§ **Extracted records**:
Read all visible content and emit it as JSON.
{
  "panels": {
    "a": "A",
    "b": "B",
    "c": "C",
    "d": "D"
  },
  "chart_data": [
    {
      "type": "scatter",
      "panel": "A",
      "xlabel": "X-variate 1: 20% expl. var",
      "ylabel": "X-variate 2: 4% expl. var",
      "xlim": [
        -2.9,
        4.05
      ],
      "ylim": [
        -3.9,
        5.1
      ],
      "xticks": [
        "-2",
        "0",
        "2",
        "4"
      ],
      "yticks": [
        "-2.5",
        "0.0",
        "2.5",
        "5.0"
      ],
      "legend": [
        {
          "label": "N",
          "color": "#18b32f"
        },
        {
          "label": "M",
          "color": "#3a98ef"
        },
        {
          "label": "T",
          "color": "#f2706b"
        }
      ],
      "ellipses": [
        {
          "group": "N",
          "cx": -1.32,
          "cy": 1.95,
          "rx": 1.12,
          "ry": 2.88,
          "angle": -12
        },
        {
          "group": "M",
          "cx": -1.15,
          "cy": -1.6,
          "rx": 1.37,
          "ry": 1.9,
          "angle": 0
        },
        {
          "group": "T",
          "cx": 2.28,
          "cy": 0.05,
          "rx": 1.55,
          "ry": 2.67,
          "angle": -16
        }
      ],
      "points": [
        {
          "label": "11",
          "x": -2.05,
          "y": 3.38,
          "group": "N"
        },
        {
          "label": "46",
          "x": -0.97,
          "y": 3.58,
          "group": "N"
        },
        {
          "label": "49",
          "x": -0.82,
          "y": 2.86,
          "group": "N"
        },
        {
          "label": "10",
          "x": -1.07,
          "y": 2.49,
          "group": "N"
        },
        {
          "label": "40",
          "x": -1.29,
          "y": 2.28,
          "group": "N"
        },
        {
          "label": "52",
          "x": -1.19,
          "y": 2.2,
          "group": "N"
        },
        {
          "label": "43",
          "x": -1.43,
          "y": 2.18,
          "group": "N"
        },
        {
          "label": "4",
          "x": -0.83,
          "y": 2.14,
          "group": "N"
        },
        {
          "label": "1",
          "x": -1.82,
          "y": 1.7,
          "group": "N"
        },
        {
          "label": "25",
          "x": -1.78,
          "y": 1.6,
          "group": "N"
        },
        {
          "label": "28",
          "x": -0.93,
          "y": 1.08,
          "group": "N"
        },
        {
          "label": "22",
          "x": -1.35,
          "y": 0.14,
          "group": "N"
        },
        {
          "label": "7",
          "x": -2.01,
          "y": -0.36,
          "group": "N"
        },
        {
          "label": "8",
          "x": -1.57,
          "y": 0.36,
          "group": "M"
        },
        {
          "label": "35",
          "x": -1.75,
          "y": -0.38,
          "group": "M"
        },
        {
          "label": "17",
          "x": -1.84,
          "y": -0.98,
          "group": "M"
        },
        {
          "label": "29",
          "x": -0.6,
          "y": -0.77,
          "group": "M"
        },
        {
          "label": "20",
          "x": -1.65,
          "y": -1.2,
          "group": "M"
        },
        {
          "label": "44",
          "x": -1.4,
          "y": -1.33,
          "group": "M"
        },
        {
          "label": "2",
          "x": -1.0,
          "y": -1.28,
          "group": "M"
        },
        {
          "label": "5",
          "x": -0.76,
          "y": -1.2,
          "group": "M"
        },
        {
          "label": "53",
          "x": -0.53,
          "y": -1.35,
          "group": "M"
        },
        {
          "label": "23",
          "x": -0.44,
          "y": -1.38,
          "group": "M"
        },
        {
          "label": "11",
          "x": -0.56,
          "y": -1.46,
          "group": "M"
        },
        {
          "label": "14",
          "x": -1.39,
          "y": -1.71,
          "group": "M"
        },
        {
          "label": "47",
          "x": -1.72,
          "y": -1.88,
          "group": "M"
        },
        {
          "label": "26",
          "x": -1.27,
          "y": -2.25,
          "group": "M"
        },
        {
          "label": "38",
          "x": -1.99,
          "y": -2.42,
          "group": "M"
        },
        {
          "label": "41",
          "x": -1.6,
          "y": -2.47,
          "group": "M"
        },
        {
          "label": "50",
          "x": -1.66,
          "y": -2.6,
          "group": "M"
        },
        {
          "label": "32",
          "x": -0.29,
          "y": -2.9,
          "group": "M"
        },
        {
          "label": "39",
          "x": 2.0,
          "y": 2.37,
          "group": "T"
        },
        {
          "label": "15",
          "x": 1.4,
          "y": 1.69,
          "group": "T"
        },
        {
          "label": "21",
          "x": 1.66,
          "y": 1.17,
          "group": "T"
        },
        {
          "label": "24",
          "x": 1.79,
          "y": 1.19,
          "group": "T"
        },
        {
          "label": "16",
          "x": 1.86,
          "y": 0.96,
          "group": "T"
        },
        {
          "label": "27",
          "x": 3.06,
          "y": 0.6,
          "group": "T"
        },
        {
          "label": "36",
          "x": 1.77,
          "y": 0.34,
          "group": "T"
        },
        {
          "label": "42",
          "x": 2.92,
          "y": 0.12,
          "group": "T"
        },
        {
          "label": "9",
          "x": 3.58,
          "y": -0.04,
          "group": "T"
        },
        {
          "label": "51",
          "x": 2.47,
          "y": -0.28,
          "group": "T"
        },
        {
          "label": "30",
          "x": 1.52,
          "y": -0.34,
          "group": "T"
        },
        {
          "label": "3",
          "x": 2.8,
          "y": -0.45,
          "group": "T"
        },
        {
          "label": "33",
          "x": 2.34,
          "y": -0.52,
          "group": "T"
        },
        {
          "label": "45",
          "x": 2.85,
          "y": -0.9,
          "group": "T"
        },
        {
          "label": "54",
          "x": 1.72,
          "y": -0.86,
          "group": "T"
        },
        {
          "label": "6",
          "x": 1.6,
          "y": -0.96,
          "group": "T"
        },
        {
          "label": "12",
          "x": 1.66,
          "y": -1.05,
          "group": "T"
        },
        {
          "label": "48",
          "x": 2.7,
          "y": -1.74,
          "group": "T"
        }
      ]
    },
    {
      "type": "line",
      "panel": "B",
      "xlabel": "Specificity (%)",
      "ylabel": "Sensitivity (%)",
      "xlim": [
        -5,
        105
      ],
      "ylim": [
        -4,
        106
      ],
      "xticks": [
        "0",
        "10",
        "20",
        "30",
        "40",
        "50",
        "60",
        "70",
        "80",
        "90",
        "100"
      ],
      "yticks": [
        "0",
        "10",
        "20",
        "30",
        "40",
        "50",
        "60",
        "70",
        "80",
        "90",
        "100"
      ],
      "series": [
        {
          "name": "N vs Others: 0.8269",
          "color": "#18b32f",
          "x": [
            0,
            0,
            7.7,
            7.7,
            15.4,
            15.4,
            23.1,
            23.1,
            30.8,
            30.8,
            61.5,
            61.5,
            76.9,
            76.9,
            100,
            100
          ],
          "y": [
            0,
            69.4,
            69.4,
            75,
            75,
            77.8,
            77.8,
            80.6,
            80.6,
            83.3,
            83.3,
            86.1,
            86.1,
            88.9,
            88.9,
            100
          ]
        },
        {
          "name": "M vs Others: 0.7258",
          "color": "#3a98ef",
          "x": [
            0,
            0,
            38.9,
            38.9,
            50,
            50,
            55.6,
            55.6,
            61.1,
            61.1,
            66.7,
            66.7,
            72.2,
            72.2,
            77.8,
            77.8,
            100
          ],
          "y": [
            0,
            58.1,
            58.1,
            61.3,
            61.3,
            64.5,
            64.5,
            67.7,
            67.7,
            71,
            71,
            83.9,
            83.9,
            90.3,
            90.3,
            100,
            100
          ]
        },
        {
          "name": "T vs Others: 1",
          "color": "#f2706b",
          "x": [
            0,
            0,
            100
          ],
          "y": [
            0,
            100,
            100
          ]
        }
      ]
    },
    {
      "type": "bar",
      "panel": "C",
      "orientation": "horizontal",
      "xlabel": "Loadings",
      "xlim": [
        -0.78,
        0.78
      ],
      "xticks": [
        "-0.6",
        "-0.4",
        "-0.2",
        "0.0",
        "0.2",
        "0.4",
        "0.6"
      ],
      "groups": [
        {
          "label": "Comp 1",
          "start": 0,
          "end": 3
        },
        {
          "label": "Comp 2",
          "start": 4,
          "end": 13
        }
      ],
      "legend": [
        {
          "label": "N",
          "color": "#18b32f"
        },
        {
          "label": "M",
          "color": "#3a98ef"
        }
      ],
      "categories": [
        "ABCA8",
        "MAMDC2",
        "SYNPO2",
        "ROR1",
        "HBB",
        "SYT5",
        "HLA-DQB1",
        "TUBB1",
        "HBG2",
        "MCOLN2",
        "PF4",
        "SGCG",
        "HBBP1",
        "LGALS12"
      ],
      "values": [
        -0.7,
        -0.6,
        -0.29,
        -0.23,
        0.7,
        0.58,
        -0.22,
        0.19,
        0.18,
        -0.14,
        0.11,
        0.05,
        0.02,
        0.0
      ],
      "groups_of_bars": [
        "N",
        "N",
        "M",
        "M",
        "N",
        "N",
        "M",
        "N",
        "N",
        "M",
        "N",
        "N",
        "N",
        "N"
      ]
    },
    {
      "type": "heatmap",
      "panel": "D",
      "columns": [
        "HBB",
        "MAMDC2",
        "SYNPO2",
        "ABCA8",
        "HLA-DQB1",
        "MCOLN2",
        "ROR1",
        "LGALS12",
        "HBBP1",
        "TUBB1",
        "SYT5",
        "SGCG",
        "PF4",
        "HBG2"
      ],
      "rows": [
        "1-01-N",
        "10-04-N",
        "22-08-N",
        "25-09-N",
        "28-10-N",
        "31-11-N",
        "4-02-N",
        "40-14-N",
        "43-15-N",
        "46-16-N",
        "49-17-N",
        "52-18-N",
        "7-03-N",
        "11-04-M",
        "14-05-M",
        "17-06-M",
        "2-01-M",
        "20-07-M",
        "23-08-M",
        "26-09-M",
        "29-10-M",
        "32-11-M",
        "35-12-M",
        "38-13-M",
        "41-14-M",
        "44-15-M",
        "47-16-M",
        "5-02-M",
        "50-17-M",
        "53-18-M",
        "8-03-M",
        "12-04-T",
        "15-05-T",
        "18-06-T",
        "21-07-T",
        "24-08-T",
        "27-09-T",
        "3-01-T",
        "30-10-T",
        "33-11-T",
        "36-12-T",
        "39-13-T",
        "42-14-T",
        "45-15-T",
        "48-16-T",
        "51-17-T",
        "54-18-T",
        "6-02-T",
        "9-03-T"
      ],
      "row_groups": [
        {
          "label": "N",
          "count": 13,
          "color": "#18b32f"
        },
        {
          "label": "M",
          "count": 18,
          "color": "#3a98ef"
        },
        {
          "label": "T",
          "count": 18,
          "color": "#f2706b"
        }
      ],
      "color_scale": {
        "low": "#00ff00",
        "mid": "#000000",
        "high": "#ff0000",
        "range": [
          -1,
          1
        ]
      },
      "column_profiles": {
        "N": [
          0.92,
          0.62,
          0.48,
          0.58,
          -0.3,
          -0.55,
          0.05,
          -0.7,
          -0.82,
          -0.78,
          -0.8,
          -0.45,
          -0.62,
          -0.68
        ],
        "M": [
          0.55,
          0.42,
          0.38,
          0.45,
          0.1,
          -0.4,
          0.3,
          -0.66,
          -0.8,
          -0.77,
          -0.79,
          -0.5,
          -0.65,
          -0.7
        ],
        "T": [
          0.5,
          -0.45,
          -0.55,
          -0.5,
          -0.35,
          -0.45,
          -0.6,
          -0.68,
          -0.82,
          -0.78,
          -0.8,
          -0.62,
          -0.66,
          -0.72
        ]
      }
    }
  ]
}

§ **EXERCISE GOAL**:
For each line in the data above that contains the string "xlabel", extract the line.

§ **RESULT OF THE EXERCISE**:
      "xlabel": "X-variate 1: 20% expl. var",
      "xlabel": "Specificity (%)",
      "xlabel": "Loadings",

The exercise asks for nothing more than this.